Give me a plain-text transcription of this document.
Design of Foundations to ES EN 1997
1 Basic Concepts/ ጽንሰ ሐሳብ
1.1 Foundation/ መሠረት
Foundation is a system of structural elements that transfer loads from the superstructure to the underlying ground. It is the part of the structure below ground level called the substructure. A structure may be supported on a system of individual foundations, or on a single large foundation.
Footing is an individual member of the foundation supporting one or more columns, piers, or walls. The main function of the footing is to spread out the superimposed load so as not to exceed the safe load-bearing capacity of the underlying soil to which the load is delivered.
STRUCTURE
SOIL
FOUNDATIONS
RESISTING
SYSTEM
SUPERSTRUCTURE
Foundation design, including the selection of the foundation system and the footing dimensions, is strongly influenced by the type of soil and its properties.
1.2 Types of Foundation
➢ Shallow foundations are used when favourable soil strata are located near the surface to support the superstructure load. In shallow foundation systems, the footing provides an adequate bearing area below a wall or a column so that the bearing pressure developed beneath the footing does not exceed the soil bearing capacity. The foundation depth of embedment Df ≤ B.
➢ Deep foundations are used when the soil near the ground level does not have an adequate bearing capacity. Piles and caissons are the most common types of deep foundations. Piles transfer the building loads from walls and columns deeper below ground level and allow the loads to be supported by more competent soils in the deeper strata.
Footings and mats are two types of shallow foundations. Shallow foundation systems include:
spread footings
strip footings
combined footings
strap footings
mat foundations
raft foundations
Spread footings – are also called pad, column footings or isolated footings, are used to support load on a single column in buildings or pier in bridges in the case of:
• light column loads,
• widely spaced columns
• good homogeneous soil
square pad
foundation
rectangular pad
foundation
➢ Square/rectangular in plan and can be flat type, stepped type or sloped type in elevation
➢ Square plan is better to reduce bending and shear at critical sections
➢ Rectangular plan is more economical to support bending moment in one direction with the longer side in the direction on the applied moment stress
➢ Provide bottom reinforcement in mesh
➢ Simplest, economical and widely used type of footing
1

○ ○ ○ ○ ○

#### [Problem requirements]
Write down every line of the data above that includes the string "economical".

#### [Complete answer]
➢ Rectangular plan is more economical to support bending moment in one direction with the longer side in the direction on the applied moment stress
➢ Simplest, economical and widely used type of footing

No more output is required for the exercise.